*Objective:* Report how many lines in the records hold the string "profitability"; give the number and nothing else.

*Information shown:*
(begin)
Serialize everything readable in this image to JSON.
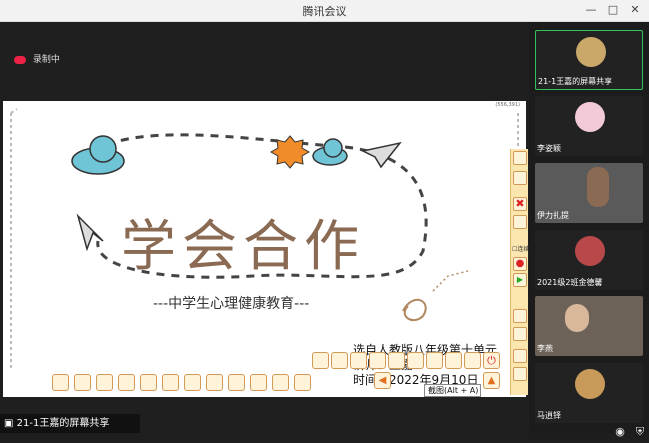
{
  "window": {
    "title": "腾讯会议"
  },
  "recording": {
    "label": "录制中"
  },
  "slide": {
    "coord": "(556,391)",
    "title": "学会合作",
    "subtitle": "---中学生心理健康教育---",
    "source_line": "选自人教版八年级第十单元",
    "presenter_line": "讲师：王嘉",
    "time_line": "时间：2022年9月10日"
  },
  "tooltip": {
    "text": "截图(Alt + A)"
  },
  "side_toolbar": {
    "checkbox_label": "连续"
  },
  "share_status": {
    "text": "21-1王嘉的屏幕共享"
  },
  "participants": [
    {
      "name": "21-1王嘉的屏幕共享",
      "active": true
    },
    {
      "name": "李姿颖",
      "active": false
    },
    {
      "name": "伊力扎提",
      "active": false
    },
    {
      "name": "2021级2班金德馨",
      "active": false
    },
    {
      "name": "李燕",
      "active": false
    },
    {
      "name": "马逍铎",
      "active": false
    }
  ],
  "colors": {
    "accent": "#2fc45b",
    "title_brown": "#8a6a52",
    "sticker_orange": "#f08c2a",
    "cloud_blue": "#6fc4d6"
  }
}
(end)
(begin)
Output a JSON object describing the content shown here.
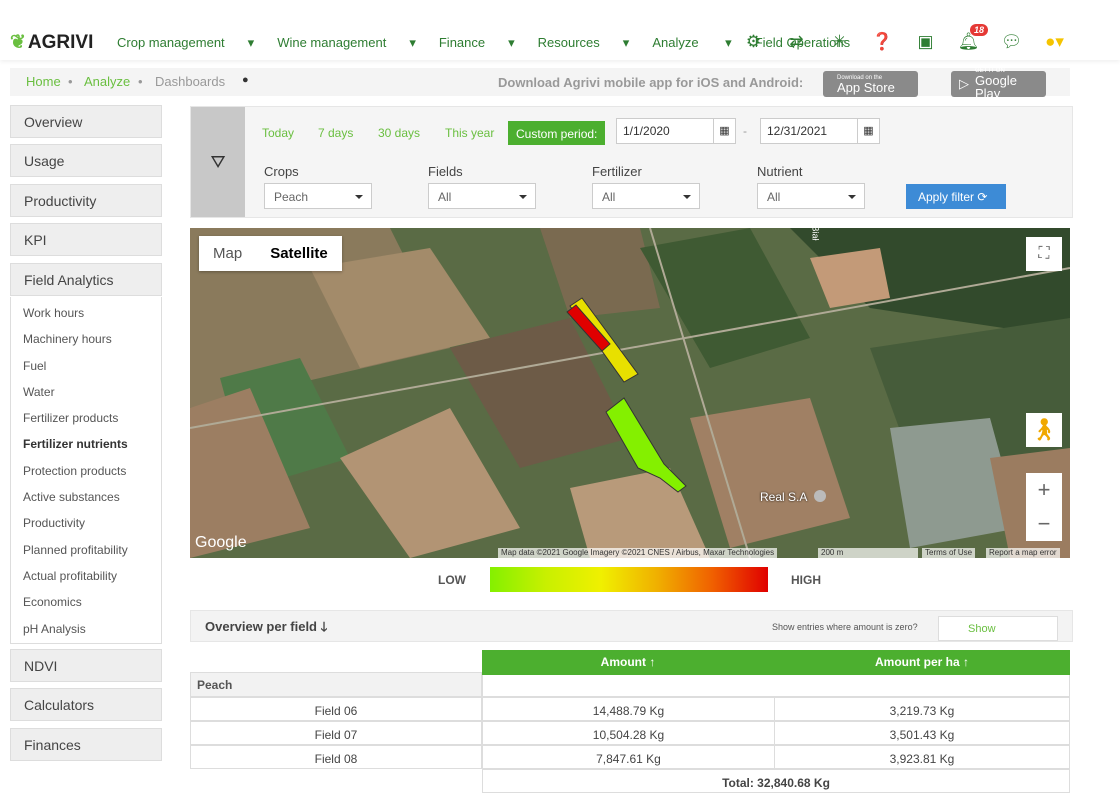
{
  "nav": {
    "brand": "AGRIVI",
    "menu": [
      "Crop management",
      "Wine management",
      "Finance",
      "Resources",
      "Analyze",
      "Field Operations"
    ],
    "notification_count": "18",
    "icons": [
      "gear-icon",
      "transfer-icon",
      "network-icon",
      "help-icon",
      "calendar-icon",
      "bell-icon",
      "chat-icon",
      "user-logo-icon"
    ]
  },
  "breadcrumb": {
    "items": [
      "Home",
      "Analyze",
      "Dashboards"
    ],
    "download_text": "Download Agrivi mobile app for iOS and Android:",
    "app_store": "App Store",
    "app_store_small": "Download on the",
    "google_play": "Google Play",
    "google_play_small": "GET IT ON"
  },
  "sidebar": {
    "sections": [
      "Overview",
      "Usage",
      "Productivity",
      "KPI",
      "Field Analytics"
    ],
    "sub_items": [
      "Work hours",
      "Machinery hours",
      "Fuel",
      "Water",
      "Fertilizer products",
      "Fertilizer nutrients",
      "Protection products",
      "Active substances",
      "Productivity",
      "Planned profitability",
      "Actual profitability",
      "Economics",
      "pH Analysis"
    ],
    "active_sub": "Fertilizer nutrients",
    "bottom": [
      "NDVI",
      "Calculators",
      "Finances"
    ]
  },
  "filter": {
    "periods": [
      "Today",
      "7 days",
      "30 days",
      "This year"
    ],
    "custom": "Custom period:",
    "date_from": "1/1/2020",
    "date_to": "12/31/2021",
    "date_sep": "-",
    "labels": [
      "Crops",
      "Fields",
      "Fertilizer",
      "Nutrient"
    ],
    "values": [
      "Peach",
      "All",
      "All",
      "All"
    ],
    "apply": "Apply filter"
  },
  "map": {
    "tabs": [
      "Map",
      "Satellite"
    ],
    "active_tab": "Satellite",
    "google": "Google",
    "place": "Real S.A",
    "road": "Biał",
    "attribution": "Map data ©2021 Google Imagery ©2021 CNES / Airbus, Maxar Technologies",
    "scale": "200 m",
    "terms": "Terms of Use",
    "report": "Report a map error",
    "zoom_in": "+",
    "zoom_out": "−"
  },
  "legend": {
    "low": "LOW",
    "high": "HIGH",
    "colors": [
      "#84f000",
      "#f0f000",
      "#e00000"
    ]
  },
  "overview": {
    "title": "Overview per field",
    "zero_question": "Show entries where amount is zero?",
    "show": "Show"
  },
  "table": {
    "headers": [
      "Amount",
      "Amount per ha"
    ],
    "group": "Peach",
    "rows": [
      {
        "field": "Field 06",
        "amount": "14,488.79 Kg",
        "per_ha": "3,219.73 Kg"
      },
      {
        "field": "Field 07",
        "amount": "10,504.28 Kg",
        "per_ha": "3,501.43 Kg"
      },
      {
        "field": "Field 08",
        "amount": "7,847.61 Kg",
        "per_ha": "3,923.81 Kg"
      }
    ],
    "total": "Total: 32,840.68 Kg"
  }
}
(end)
*The solution:* 2